## [Do this]
Search the material for the string "time", then return every line where it is found.

## [Material for this task]
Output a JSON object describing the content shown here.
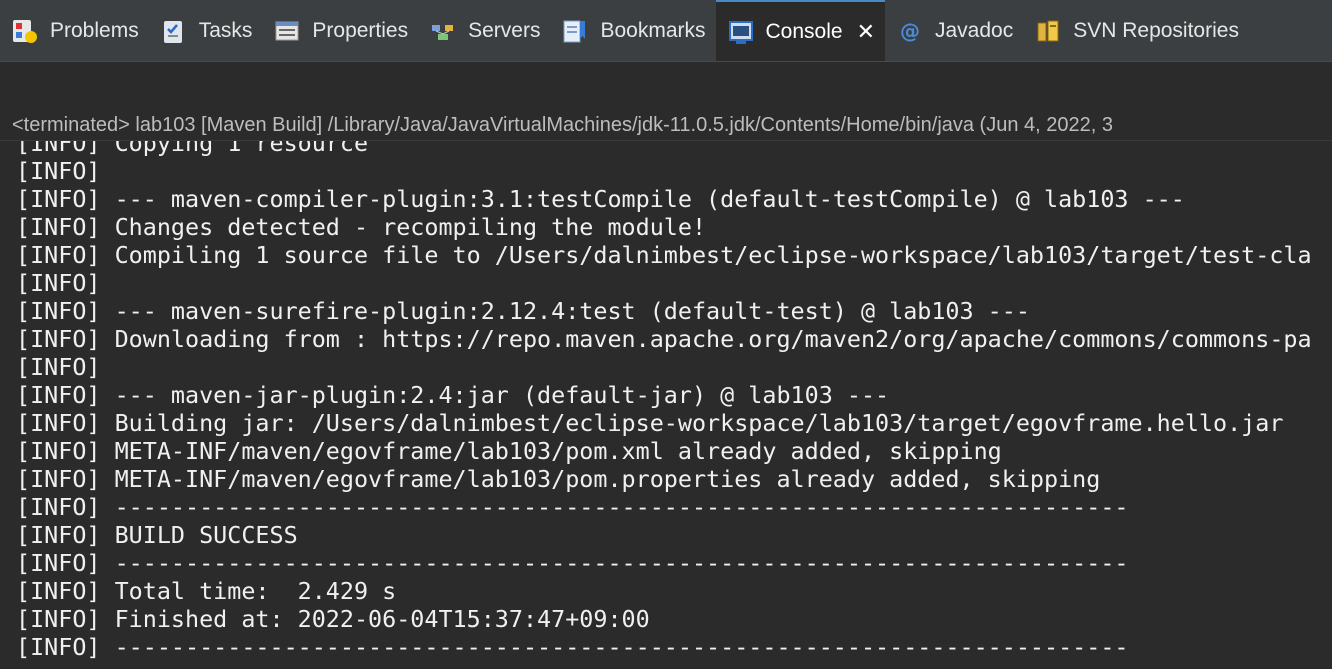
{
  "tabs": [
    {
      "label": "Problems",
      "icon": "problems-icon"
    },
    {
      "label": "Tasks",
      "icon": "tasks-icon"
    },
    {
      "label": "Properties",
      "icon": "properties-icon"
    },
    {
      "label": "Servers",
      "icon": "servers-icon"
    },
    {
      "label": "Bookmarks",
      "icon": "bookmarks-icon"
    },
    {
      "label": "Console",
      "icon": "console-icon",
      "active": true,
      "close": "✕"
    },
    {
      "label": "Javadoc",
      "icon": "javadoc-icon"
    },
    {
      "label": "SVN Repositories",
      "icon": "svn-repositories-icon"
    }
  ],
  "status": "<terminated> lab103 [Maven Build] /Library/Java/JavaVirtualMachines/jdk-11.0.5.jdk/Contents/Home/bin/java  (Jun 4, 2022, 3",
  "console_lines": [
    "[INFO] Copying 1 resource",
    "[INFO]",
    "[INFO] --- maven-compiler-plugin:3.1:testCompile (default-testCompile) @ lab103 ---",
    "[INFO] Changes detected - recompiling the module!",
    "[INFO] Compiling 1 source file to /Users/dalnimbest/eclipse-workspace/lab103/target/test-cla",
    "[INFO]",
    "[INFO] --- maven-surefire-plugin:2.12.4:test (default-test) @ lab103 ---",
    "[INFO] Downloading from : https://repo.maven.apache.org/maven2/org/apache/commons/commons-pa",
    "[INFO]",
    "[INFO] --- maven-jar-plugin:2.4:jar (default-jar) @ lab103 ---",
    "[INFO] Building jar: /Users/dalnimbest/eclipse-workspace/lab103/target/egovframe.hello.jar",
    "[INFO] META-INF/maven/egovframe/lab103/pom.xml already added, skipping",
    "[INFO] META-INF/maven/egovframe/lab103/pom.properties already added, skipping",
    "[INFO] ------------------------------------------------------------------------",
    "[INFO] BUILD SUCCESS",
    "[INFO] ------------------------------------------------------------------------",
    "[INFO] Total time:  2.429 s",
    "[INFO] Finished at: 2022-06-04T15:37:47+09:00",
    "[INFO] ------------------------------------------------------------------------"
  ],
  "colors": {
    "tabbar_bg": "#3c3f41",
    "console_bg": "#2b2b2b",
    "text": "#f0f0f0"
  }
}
* * *
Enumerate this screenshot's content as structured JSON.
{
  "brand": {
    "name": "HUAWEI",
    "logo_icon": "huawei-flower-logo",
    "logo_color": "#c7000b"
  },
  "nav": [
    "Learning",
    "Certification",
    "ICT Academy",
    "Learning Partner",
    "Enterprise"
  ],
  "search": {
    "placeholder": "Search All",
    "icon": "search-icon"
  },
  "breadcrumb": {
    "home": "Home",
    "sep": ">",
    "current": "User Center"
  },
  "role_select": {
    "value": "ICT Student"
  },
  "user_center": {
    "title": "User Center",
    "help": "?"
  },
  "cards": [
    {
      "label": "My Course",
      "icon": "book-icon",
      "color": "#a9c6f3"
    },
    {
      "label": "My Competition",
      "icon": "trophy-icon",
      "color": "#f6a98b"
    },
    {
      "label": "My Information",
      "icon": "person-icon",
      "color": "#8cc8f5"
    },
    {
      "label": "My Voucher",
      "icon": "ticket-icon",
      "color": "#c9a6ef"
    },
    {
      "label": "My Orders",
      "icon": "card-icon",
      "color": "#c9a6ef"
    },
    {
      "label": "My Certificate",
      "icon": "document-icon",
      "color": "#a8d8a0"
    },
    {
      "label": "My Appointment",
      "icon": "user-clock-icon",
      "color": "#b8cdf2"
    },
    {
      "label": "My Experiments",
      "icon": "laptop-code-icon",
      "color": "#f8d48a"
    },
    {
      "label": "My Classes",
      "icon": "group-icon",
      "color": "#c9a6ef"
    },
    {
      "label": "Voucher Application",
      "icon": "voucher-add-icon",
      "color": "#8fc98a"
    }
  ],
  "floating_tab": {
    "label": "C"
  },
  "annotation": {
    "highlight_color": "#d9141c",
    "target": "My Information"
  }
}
---
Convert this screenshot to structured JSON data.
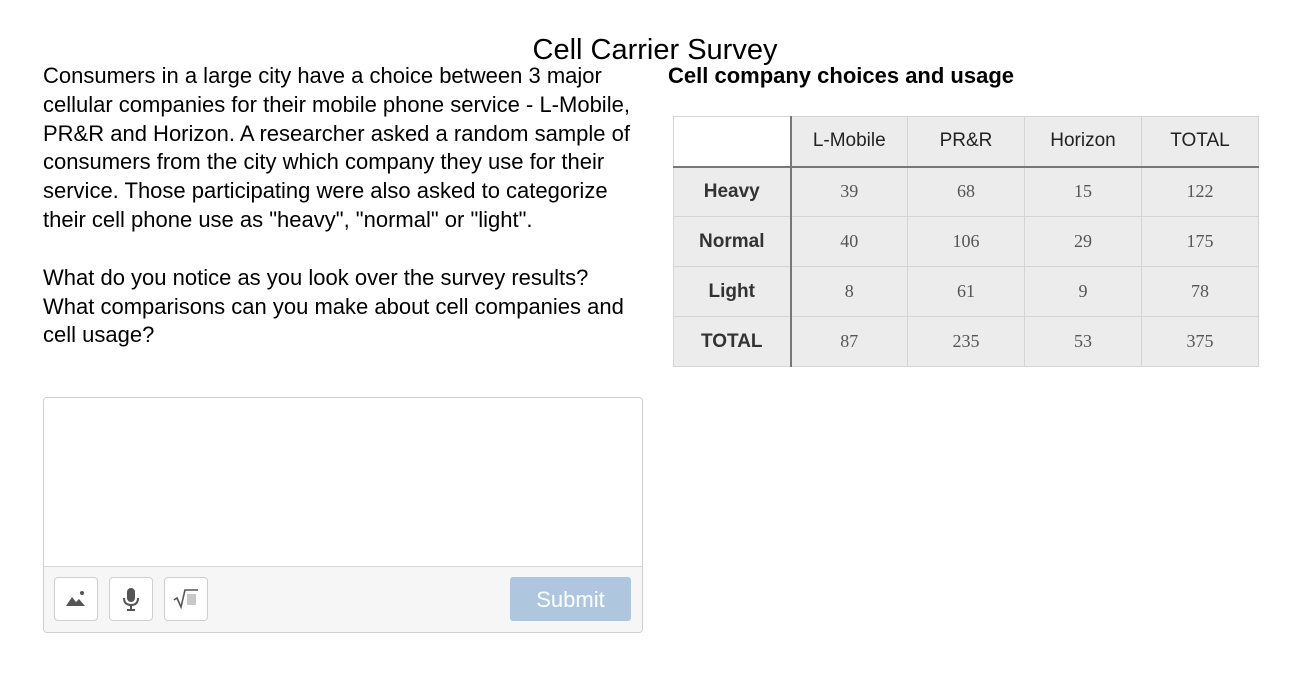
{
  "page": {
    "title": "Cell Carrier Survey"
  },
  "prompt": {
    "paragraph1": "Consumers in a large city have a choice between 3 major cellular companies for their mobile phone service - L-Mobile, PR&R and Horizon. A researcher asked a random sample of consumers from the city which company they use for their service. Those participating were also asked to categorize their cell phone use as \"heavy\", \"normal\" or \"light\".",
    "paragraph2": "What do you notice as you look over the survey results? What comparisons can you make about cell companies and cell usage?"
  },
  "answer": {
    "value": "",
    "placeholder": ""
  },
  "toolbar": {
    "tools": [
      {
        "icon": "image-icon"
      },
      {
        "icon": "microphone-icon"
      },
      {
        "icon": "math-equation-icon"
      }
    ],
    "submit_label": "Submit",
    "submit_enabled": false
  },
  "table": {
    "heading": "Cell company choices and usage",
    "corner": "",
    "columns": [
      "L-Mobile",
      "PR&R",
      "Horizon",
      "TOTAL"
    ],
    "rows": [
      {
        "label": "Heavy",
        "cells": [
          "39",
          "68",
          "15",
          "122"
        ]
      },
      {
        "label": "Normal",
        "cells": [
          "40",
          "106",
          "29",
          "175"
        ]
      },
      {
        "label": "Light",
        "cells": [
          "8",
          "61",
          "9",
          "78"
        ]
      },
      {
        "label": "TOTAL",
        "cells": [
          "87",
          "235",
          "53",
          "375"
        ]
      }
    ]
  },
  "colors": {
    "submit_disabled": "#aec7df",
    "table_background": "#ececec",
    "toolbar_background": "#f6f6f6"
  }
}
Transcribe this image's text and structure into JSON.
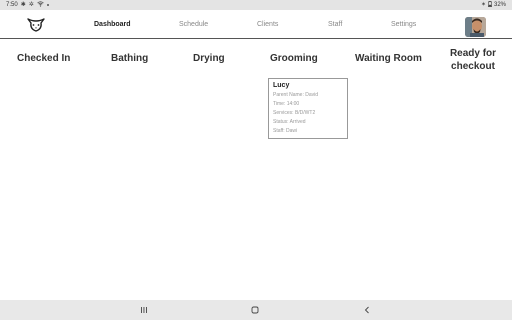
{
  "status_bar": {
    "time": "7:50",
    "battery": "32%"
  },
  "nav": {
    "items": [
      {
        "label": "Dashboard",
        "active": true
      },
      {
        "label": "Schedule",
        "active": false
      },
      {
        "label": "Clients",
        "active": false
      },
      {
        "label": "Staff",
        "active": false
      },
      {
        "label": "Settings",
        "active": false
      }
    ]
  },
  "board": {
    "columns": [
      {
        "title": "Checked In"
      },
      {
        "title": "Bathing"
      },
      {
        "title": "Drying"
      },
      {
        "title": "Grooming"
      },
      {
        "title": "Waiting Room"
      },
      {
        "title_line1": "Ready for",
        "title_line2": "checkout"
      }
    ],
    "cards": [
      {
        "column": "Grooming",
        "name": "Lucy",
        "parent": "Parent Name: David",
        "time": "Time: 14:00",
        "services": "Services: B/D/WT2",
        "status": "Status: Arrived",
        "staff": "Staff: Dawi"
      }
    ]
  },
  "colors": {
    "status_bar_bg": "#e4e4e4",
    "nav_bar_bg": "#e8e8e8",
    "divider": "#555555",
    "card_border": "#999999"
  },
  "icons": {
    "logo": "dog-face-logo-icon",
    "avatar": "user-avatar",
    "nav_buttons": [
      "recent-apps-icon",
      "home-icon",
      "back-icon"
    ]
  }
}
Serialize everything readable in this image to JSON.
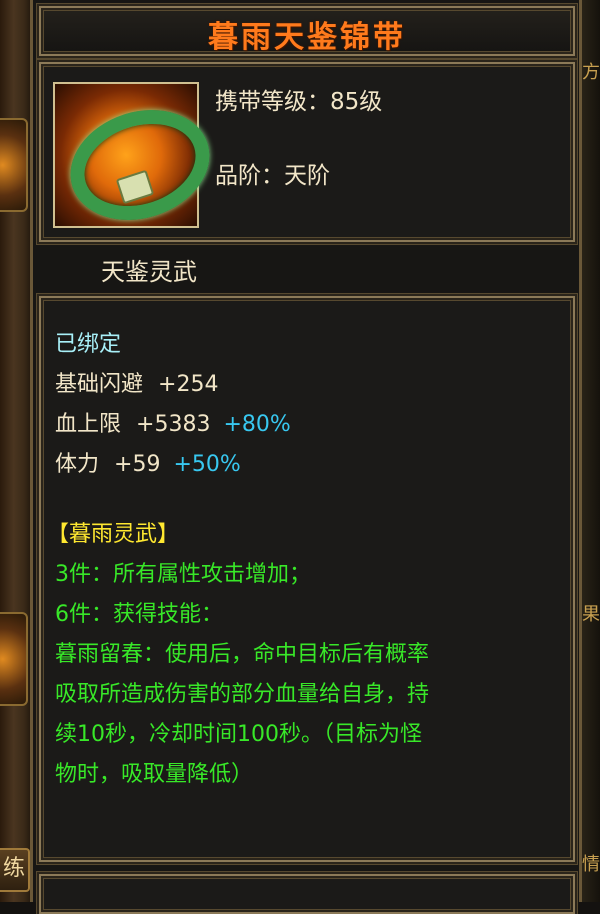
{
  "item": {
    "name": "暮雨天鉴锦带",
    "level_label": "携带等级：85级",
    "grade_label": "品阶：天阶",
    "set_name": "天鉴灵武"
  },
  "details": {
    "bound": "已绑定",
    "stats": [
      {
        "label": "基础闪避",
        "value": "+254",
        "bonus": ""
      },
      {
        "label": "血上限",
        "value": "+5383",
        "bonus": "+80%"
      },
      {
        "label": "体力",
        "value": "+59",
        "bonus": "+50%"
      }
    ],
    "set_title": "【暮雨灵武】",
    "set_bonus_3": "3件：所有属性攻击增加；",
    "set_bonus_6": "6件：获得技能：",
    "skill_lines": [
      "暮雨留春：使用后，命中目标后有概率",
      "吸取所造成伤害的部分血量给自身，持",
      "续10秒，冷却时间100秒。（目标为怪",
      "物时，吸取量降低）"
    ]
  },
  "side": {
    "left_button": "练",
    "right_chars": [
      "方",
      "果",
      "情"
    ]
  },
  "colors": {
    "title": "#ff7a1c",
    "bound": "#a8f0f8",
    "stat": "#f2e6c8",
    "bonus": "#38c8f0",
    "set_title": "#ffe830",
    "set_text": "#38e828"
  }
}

## [Worked solution]
    "[INFO] Total time:  2.429 s",
    "time": "7:50",
        "time": "Time: 14:00",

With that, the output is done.